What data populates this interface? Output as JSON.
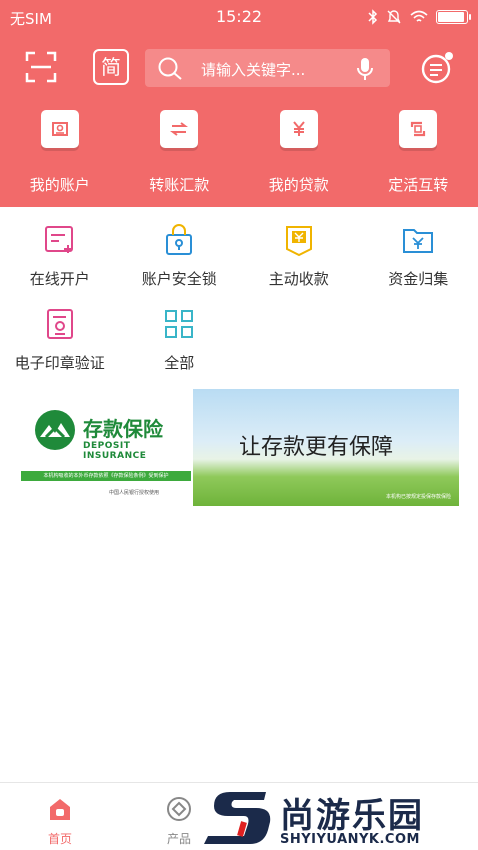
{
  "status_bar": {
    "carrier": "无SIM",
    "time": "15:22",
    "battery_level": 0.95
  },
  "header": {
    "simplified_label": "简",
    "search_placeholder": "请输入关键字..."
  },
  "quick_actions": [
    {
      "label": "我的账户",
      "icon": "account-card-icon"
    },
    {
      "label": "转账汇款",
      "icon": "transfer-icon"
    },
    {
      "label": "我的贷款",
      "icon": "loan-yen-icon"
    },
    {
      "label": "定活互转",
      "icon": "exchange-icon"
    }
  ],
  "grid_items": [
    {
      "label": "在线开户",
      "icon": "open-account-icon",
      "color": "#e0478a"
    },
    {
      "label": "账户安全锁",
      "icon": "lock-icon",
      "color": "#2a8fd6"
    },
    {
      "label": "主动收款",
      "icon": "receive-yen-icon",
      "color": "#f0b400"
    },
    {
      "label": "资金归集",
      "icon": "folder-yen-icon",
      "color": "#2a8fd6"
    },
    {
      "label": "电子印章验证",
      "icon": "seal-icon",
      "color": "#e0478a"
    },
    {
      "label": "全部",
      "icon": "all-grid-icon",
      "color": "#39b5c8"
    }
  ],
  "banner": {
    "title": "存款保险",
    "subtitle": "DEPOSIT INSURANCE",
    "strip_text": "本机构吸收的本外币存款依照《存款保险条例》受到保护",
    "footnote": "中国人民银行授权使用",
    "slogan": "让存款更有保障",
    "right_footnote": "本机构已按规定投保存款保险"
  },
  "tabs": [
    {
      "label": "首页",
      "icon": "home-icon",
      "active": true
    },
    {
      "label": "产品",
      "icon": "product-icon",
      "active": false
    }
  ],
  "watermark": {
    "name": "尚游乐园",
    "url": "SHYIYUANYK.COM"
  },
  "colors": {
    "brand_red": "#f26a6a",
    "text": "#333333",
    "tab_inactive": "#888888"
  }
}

——

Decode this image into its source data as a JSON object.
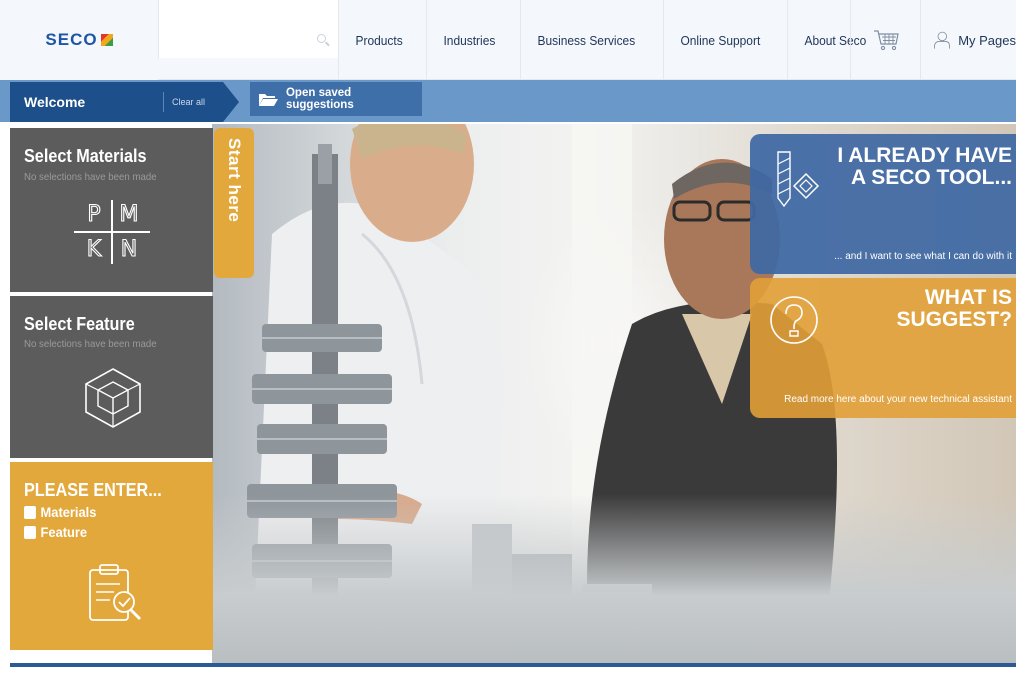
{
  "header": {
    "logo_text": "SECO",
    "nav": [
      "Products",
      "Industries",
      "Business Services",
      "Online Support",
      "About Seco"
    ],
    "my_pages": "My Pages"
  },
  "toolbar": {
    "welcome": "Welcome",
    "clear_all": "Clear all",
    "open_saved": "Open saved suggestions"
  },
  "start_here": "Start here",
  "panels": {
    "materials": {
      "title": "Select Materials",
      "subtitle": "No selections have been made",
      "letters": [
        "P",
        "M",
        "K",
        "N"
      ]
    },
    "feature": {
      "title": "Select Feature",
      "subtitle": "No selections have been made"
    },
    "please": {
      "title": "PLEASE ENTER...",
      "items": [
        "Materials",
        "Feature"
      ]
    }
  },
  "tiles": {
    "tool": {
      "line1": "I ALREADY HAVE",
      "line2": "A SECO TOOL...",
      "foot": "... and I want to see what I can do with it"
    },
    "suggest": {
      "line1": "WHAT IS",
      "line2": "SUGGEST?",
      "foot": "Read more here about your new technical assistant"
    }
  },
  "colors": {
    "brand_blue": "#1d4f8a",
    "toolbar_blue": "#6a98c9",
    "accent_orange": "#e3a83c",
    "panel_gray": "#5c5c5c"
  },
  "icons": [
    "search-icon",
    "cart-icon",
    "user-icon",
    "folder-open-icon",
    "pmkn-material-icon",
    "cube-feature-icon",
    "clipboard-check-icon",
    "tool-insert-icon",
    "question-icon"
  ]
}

——

◆ Aim of the exercise
Identify each line holding the string "selections", and copy it out.

◆ Solution
      "subtitle": "No selections have been made",
      "subtitle": "No selections have been made"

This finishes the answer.